■ Goal of the exercise ■
Set down each record below precisely, skipping the pictures.
== Material for this exercise
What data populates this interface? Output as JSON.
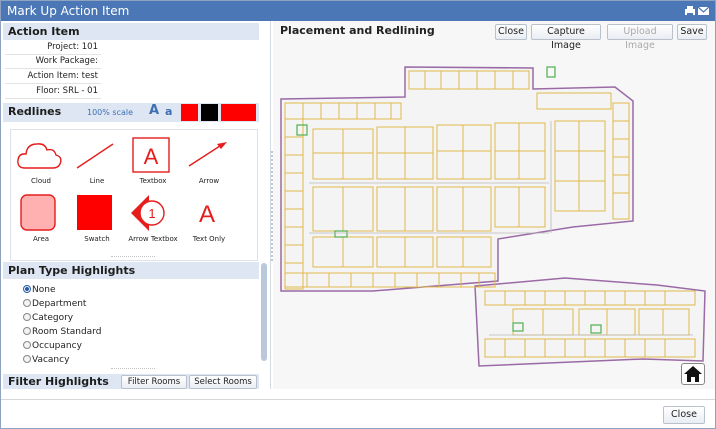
{
  "window": {
    "title": "Mark Up Action Item"
  },
  "action_item": {
    "heading": "Action Item",
    "project": "Project:  101",
    "work_package": "Work Package:",
    "action_item": "Action Item: test",
    "floor": "Floor: SRL - 01"
  },
  "redlines": {
    "heading": "Redlines",
    "scale": "100% scale",
    "font_large": "A",
    "font_small": "a",
    "tools": {
      "cloud": "Cloud",
      "line": "Line",
      "textbox": "Textbox",
      "arrow": "Arrow",
      "area": "Area",
      "swatch": "Swatch",
      "arrow_textbox": "Arrow Textbox",
      "text_only": "Text Only"
    },
    "textbox_glyph": "A",
    "arrow_textbox_glyph": "1",
    "text_only_glyph": "A"
  },
  "plan_type": {
    "heading": "Plan Type Highlights",
    "options": [
      "None",
      "Department",
      "Category",
      "Room Standard",
      "Occupancy",
      "Vacancy"
    ],
    "selected": "None"
  },
  "filter": {
    "heading": "Filter Highlights",
    "filter_rooms": "Filter Rooms",
    "select_rooms": "Select Rooms"
  },
  "placement": {
    "heading": "Placement and Redlining",
    "close": "Close",
    "capture": "Capture Image",
    "upload": "Upload Image",
    "save": "Save"
  },
  "footer": {
    "close": "Close"
  },
  "colors": {
    "titlebar": "#4c77b6",
    "red": "#ff0000",
    "section": "#dde6f2",
    "wall_yellow": "#e0b84a",
    "outline_purple": "#9a6aa6"
  }
}
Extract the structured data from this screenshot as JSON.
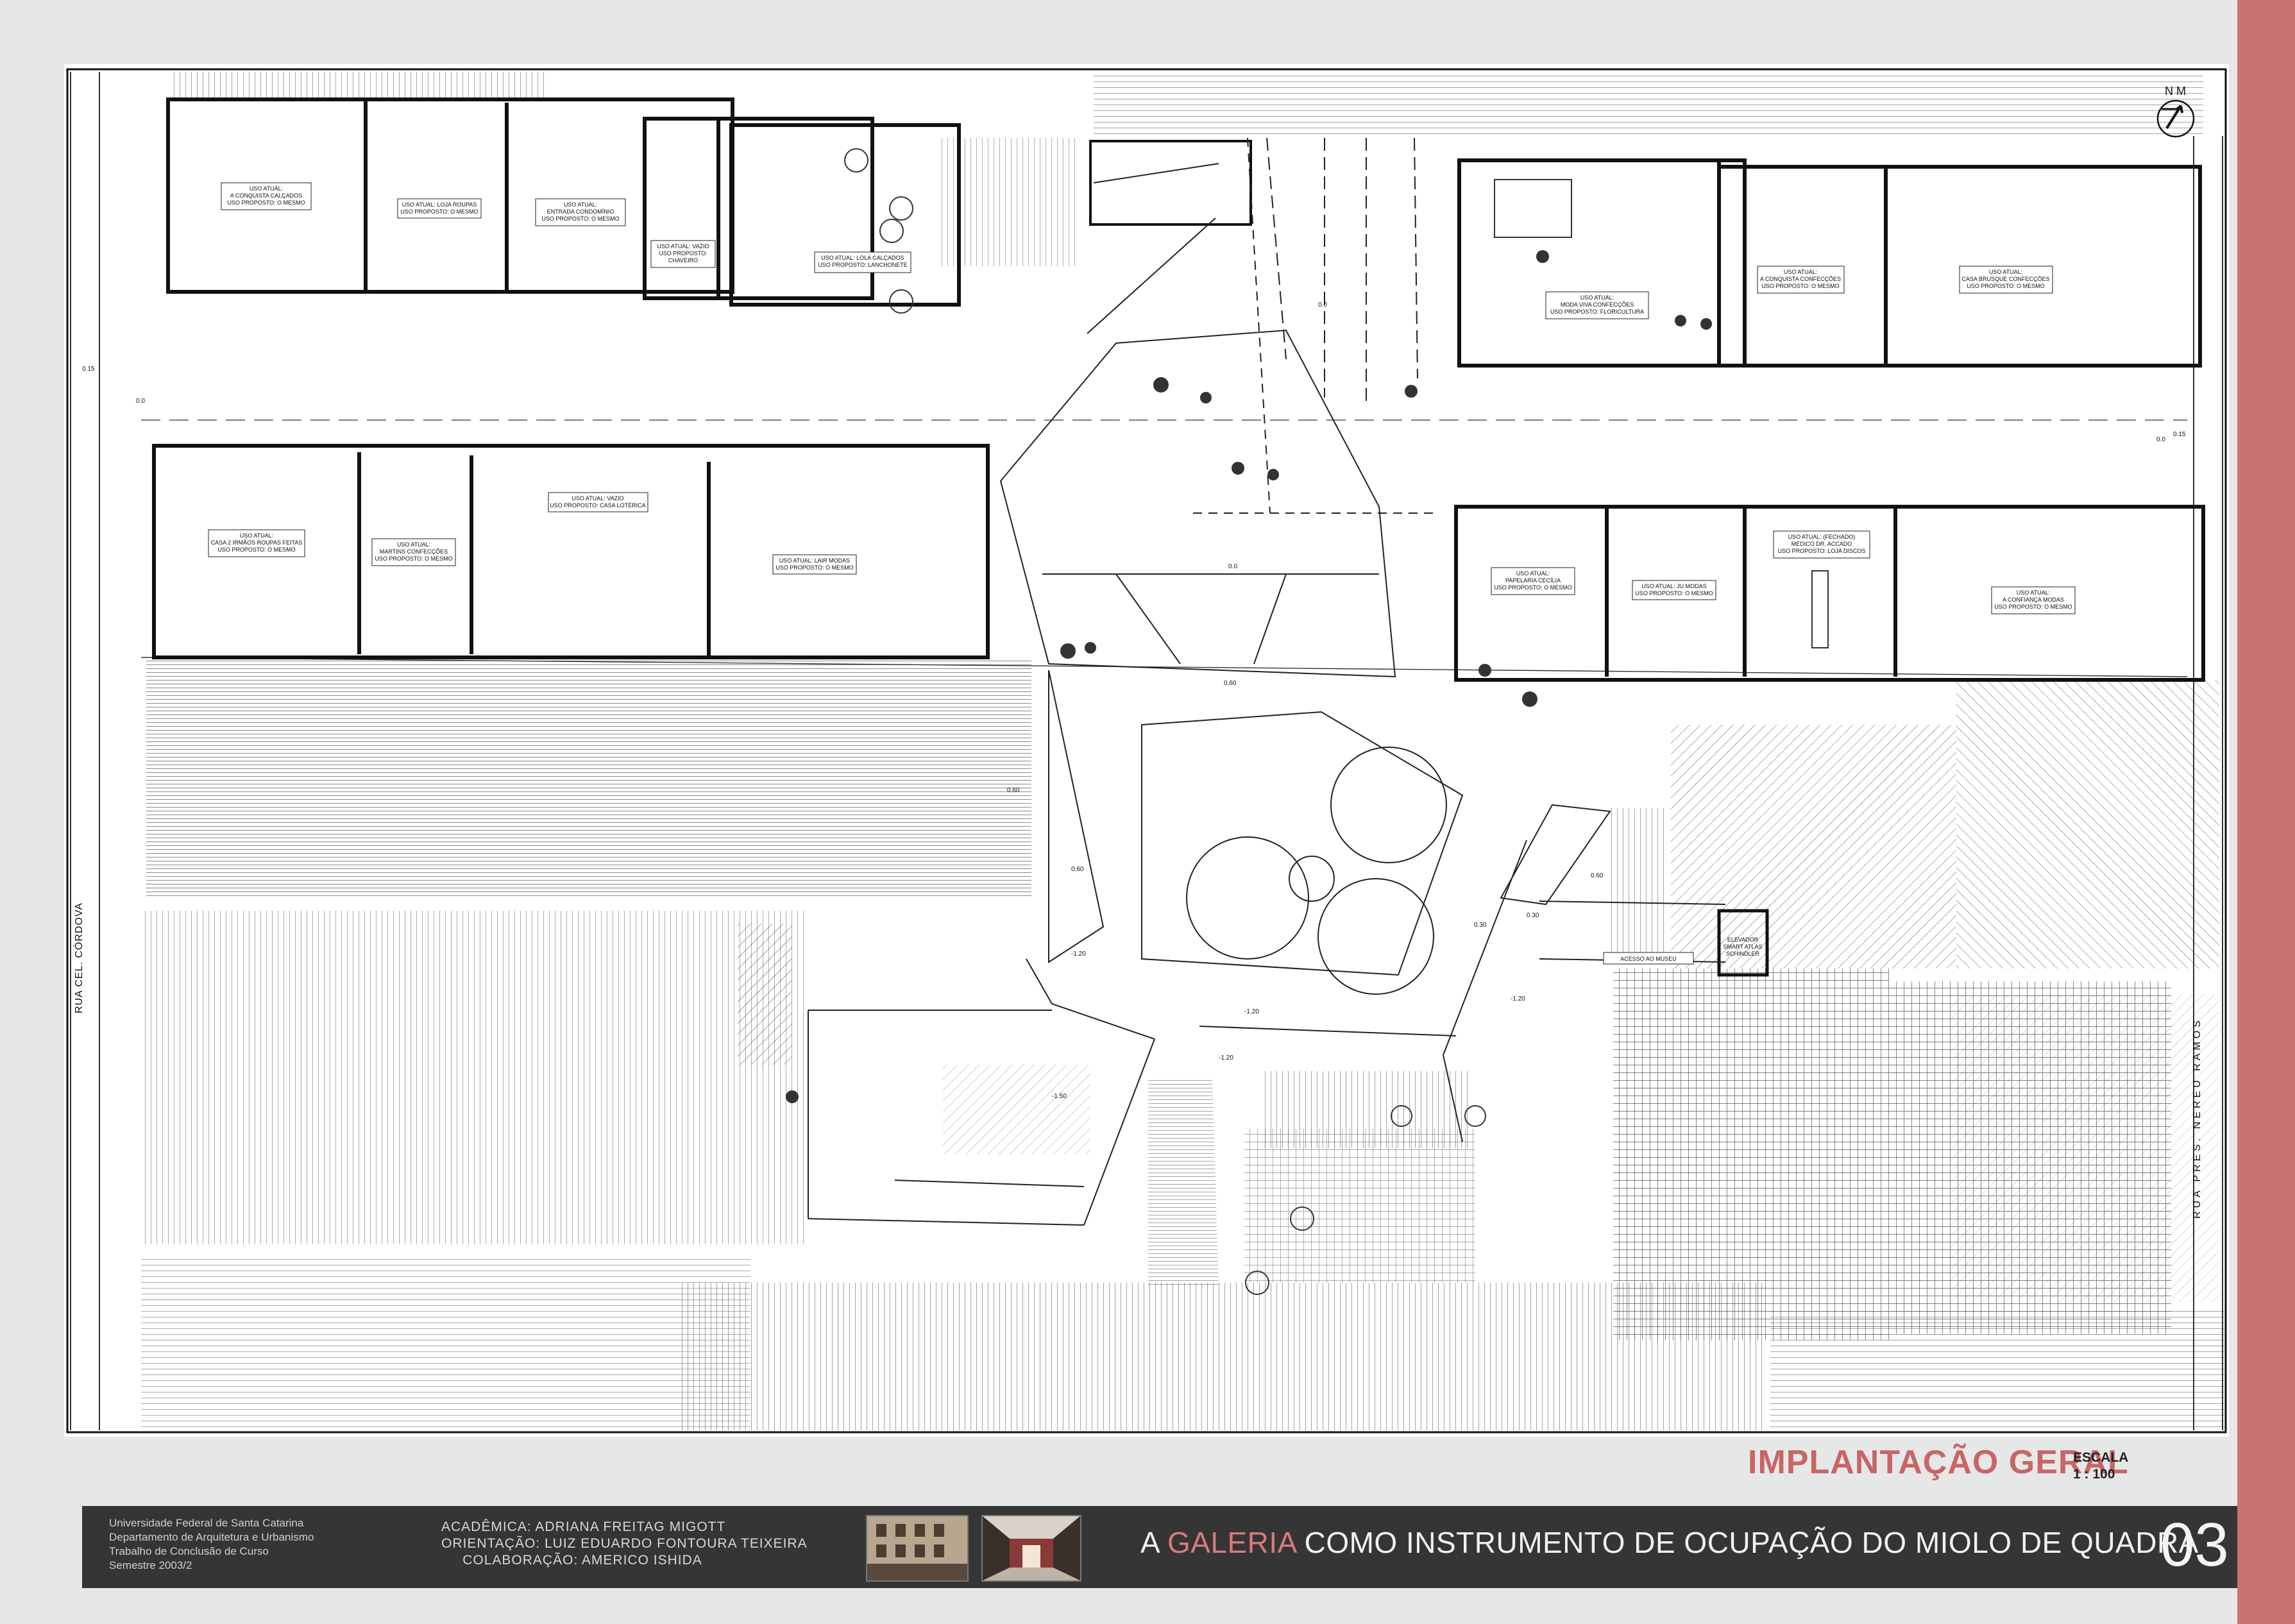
{
  "sheet": {
    "title": "IMPLANTAÇÃO GERAL",
    "scale_label": "ESCALA",
    "scale_value": "1 : 100",
    "north_label": "N M",
    "streets": {
      "left": "RUA CEL. CÓRDOVA",
      "right": "RUA PRES. NEREU RAMOS"
    }
  },
  "rooms": [
    {
      "id": "a",
      "lines": [
        "USO ATUAL:",
        "A CONQUISTA CALÇADOS",
        "USO PROPOSTO: O MESMO"
      ]
    },
    {
      "id": "b",
      "lines": [
        "USO ATUAL: LOJA ROUPAS",
        "USO PROPOSTO: O MESMO"
      ]
    },
    {
      "id": "c",
      "lines": [
        "USO ATUAL:",
        "ENTRADA CONDOMÍNIO",
        "USO PROPOSTO: O MESMO"
      ]
    },
    {
      "id": "d",
      "lines": [
        "USO ATUAL: VAZIO",
        "USO PROPOSTO:",
        "CHAVEIRO"
      ]
    },
    {
      "id": "e",
      "lines": [
        "USO ATUAL: LOLA CALÇADOS",
        "USO PROPOSTO: LANCHONETE"
      ]
    },
    {
      "id": "f",
      "lines": [
        "USO ATUAL:",
        "MODA VIVA CONFECÇÕES",
        "USO PROPOSTO: FLORICULTURA"
      ]
    },
    {
      "id": "g",
      "lines": [
        "USO ATUAL:",
        "A CONQUISTA CONFECÇÕES",
        "USO PROPOSTO: O MESMO"
      ]
    },
    {
      "id": "h",
      "lines": [
        "USO ATUAL:",
        "CASA BRUSQUE CONFECÇÕES",
        "USO PROPOSTO: O MESMO"
      ]
    },
    {
      "id": "i",
      "lines": [
        "USO ATUAL:",
        "CASA 2 IRMÃOS ROUPAS FEITAS",
        "USO PROPOSTO: O MESMO"
      ]
    },
    {
      "id": "j",
      "lines": [
        "USO ATUAL:",
        "MARTINS CONFECÇÕES",
        "USO PROPOSTO: O MESMO"
      ]
    },
    {
      "id": "k",
      "lines": [
        "USO ATUAL: VAZIO",
        "USO PROPOSTO: CASA LOTÉRICA"
      ]
    },
    {
      "id": "l",
      "lines": [
        "USO ATUAL: LAIR MODAS",
        "USO PROPOSTO: O MESMO"
      ]
    },
    {
      "id": "m",
      "lines": [
        "USO ATUAL:",
        "PAPELARIA CECÍLIA",
        "USO PROPOSTO: O MESMO"
      ]
    },
    {
      "id": "n",
      "lines": [
        "USO ATUAL: JU MODAS",
        "USO PROPOSTO: O MESMO"
      ]
    },
    {
      "id": "o",
      "lines": [
        "USO ATUAL: (FECHADO)",
        "MÉDICO DR. ACCADO",
        "USO PROPOSTO: LOJA DISCOS"
      ]
    },
    {
      "id": "p",
      "lines": [
        "USO ATUAL:",
        "A CONFIANÇA MODAS",
        "USO PROPOSTO: O MESMO"
      ]
    },
    {
      "id": "q",
      "lines": [
        "ELEVADOR",
        "SMART ATLAS",
        "SCHINDLER"
      ]
    },
    {
      "id": "r",
      "lines": [
        "ACESSO AO MUSEU"
      ]
    }
  ],
  "levels": [
    "0.15",
    "0.0",
    "0.15",
    "0.0",
    "0.0",
    "0.60",
    "0.60",
    "0.60",
    "0.60",
    "0.30",
    "0.30",
    "-1.20",
    "-1.20",
    "-1.20",
    "-1.50",
    "-1.20",
    "0.0"
  ],
  "footer": {
    "university": [
      "Universidade Federal de Santa Catarina",
      "Departamento de Arquitetura e Urbanismo",
      "Trabalho de Conclusão de Curso",
      "Semestre 2003/2"
    ],
    "credits": [
      "ACADÊMICA:  ADRIANA  FREITAG  MIGOTT",
      "ORIENTAÇÃO:  LUIZ  EDUARDO  FONTOURA  TEIXEIRA",
      "COLABORAÇÃO:  AMERICO  ISHIDA"
    ],
    "title_prefix": "A ",
    "title_accent": "GALERIA",
    "title_suffix": " COMO INSTRUMENTO DE OCUPAÇÃO DO MIOLO DE QUADRA",
    "page_number": "03"
  },
  "colors": {
    "accent": "#c96565",
    "sidebar": "#c97373",
    "footer_bg": "#353535"
  }
}
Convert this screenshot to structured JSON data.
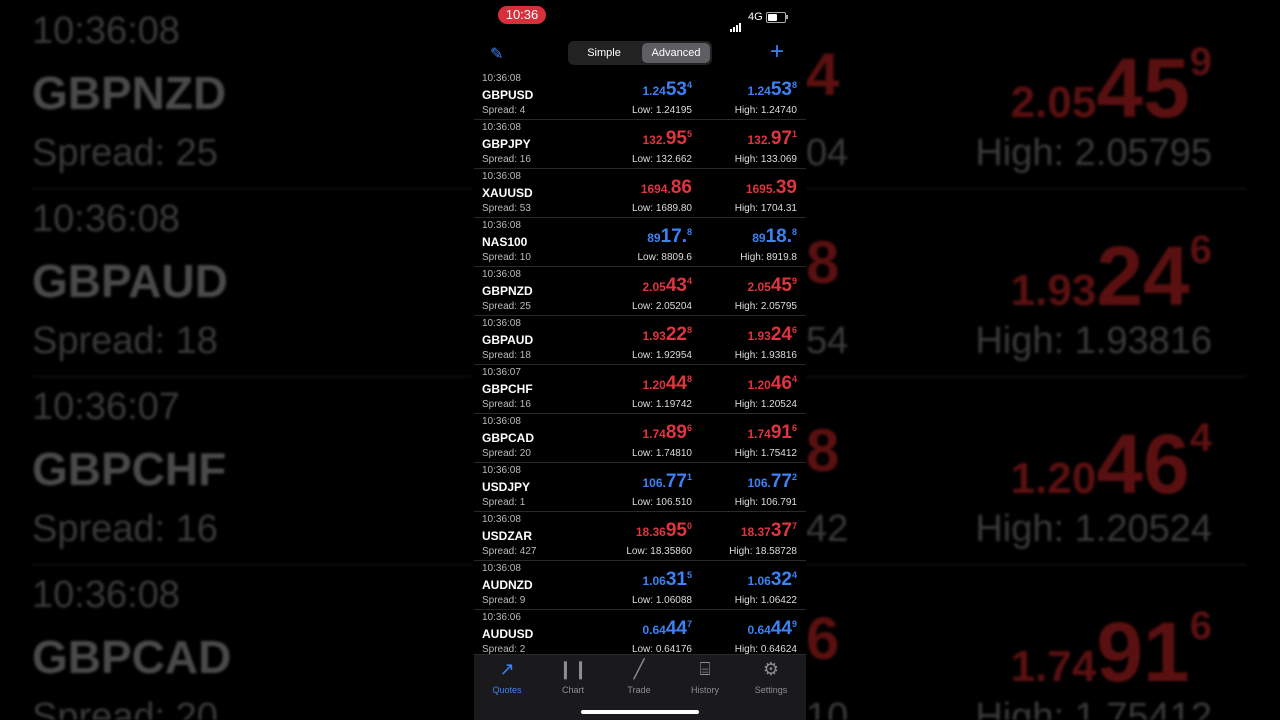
====
■ Solution to the exercise ■
What data populates this interface? Output as JSON.
{
  "window": {
    "title": "Mark Up Action Item"
  },
  "action_item": {
    "heading": "Action Item",
    "project": "Project:  101",
    "work_package": "Work Package:",
    "action_item": "Action Item: test",
    "floor": "Floor: SRL - 01"
  },
  "redlines": {
    "heading": "Redlines",
    "scale": "100% scale",
    "font_large": "A",
    "font_small": "a",
    "tools": {
      "cloud": "Cloud",
      "line": "Line",
      "textbox": "Textbox",
      "arrow": "Arrow",
      "area": "Area",
      "swatch": "Swatch",
      "arrow_textbox": "Arrow Textbox",
      "text_only": "Text Only"
    },
    "textbox_glyph": "A",
    "arrow_textbox_glyph": "1",
    "text_only_glyph": "A"
  },
  "plan_type": {
    "heading": "Plan Type Highlights",
    "options": [
      "None",
      "Department",
      "Category",
      "Room Standard",
      "Occupancy",
      "Vacancy"
    ],
    "selected": "None"
  },
  "filter": {
    "heading": "Filter Highlights",
    "filter_rooms": "Filter Rooms",
    "select_rooms": "Select Rooms"
  },
  "placement": {
    "heading": "Placement and Redlining",
    "close": "Close",
    "capture": "Capture Image",
    "upload": "Upload Image",
    "save": "Save"
  },
  "footer": {
    "close": "Close"
  },
  "colors": {
    "titlebar": "#4c77b6",
    "red": "#ff0000",
    "section": "#dde6f2",
    "wall_yellow": "#e0b84a",
    "outline_purple": "#9a6aa6"
  }
}
Extract the structured data from this screenshot as JSON.
{
  "sheet": {
    "title": "IMPLANTAÇÃO GERAL",
    "scale_label": "ESCALA",
    "scale_value": "1 : 100",
    "north_label": "N M",
    "streets": {
      "left": "RUA CEL. CÓRDOVA",
      "right": "RUA PRES. NEREU RAMOS"
    }
  },
  "rooms": [
    {
      "id": "a",
      "lines": [
        "USO ATUAL:",
        "A CONQUISTA CALÇADOS",
        "USO PROPOSTO: O MESMO"
      ]
    },
    {
      "id": "b",
      "lines": [
        "USO ATUAL: LOJA ROUPAS",
        "USO PROPOSTO: O MESMO"
      ]
    },
    {
      "id": "c",
      "lines": [
        "USO ATUAL:",
        "ENTRADA CONDOMÍNIO",
        "USO PROPOSTO: O MESMO"
      ]
    },
    {
      "id": "d",
      "lines": [
        "USO ATUAL: VAZIO",
        "USO PROPOSTO:",
        "CHAVEIRO"
      ]
    },
    {
      "id": "e",
      "lines": [
        "USO ATUAL: LOLA CALÇADOS",
        "USO PROPOSTO: LANCHONETE"
      ]
    },
    {
      "id": "f",
      "lines": [
        "USO ATUAL:",
        "MODA VIVA CONFECÇÕES",
        "USO PROPOSTO: FLORICULTURA"
      ]
    },
    {
      "id": "g",
      "lines": [
        "USO ATUAL:",
        "A CONQUISTA CONFECÇÕES",
        "USO PROPOSTO: O MESMO"
      ]
    },
    {
      "id": "h",
      "lines": [
        "USO ATUAL:",
        "CASA BRUSQUE CONFECÇÕES",
        "USO PROPOSTO: O MESMO"
      ]
    },
    {
      "id": "i",
      "lines": [
        "USO ATUAL:",
        "CASA 2 IRMÃOS ROUPAS FEITAS",
        "USO PROPOSTO: O MESMO"
      ]
    },
    {
      "id": "j",
      "lines": [
        "USO ATUAL:",
        "MARTINS CONFECÇÕES",
        "USO PROPOSTO: O MESMO"
      ]
    },
    {
      "id": "k",
      "lines": [
        "USO ATUAL: VAZIO",
        "USO PROPOSTO: CASA LOTÉRICA"
      ]
    },
    {
      "id": "l",
      "lines": [
        "USO ATUAL: LAIR MODAS",
        "USO PROPOSTO: O MESMO"
      ]
    },
    {
      "id": "m",
      "lines": [
        "USO ATUAL:",
        "PAPELARIA CECÍLIA",
        "USO PROPOSTO: O MESMO"
      ]
    },
    {
      "id": "n",
      "lines": [
        "USO ATUAL: JU MODAS",
        "USO PROPOSTO: O MESMO"
      ]
    },
    {
      "id": "o",
      "lines": [
        "USO ATUAL: (FECHADO)",
        "MÉDICO DR. ACCADO",
        "USO PROPOSTO: LOJA DISCOS"
      ]
    },
    {
      "id": "p",
      "lines": [
        "USO ATUAL:",
        "A CONFIANÇA MODAS",
        "USO PROPOSTO: O MESMO"
      ]
    },
    {
      "id": "q",
      "lines": [
        "ELEVADOR",
        "SMART ATLAS",
        "SCHINDLER"
      ]
    },
    {
      "id": "r",
      "lines": [
        "ACESSO AO MUSEU"
      ]
    }
  ],
  "levels": [
    "0.15",
    "0.0",
    "0.15",
    "0.0",
    "0.0",
    "0.60",
    "0.60",
    "0.60",
    "0.60",
    "0.30",
    "0.30",
    "-1.20",
    "-1.20",
    "-1.20",
    "-1.50",
    "-1.20",
    "0.0"
  ],
  "footer": {
    "university": [
      "Universidade Federal de Santa Catarina",
      "Departamento de Arquitetura e Urbanismo",
      "Trabalho de Conclusão de Curso",
      "Semestre 2003/2"
    ],
    "credits": [
      "ACADÊMICA:  ADRIANA  FREITAG  MIGOTT",
      "ORIENTAÇÃO:  LUIZ  EDUARDO  FONTOURA  TEIXEIRA",
      "COLABORAÇÃO:  AMERICO  ISHIDA"
    ],
    "title_prefix": "A ",
    "title_accent": "GALERIA",
    "title_suffix": " COMO INSTRUMENTO DE OCUPAÇÃO DO MIOLO DE QUADRA",
    "page_number": "03"
  },
  "colors": {
    "accent": "#c96565",
    "sidebar": "#c97373",
    "footer_bg": "#353535"
  }
}
Convert this screenshot to structured JSON data.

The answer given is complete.